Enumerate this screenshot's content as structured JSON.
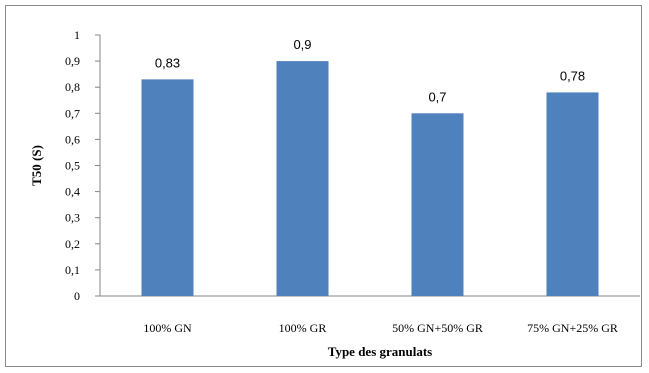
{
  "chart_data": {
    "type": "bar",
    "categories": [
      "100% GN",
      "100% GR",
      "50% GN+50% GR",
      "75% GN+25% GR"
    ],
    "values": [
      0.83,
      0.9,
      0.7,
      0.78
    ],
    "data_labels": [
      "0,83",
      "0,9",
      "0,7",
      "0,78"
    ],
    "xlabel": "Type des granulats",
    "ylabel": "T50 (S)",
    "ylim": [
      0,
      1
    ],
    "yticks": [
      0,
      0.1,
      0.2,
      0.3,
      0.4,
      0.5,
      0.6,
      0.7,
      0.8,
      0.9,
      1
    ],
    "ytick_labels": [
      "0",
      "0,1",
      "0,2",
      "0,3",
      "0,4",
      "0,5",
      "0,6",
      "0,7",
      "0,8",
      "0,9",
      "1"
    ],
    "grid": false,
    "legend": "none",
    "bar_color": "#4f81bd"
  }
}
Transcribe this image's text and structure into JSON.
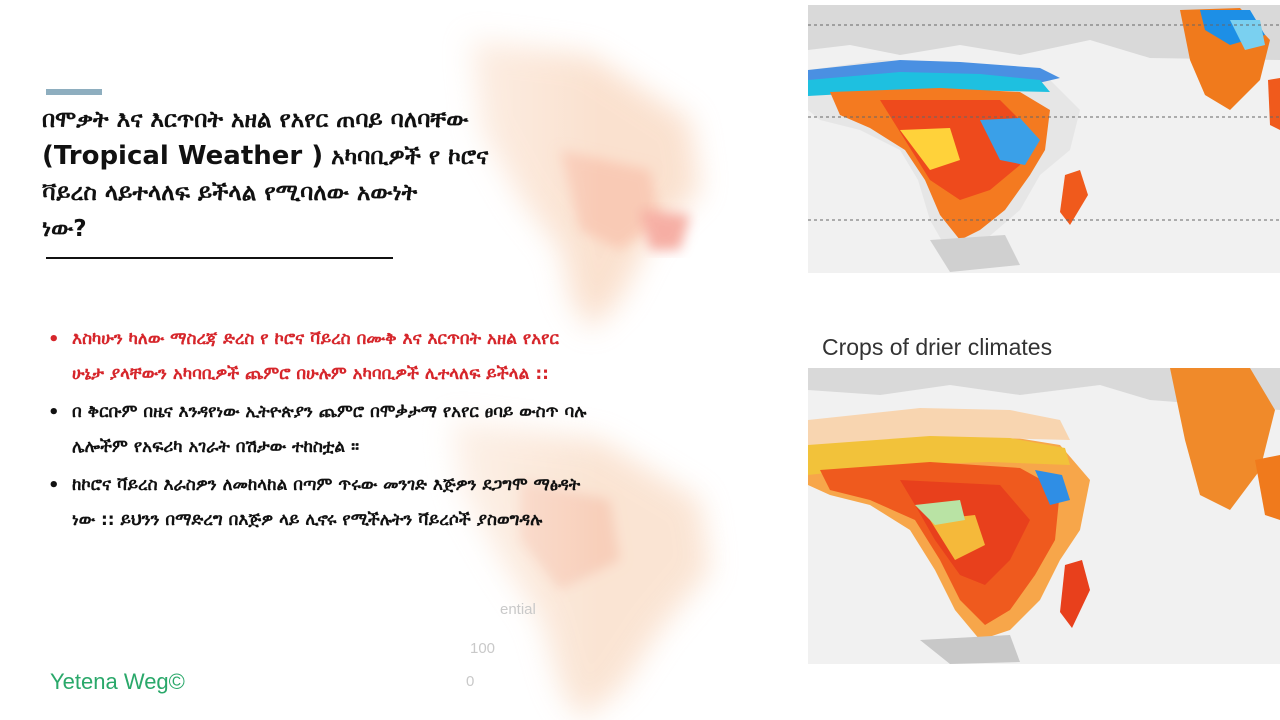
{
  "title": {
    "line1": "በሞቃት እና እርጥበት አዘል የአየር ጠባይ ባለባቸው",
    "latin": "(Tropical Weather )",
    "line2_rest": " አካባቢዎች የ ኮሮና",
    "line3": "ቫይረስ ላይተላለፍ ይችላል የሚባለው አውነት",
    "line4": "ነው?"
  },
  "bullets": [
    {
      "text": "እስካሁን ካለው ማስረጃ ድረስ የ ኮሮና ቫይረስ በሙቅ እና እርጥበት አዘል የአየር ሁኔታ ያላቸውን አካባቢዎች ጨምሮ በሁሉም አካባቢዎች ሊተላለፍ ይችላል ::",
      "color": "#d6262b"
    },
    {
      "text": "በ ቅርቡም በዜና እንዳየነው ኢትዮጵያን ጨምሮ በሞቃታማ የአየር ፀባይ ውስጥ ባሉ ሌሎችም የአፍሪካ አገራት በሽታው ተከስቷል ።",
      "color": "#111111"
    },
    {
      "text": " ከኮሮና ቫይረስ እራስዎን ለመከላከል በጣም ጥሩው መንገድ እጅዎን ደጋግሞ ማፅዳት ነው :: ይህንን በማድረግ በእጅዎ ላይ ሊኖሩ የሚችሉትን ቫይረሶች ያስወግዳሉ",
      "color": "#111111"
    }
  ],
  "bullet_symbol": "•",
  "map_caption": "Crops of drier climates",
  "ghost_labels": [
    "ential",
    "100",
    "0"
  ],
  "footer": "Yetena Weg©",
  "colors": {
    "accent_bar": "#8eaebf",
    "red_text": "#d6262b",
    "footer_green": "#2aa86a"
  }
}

★ ★ ★

Set problem:
Check each line of the records above for "this", and copy those that have it.

Final result:
Enumerate this screenshot's content as structured JSON.
Transcribe this image's text and structure into JSON.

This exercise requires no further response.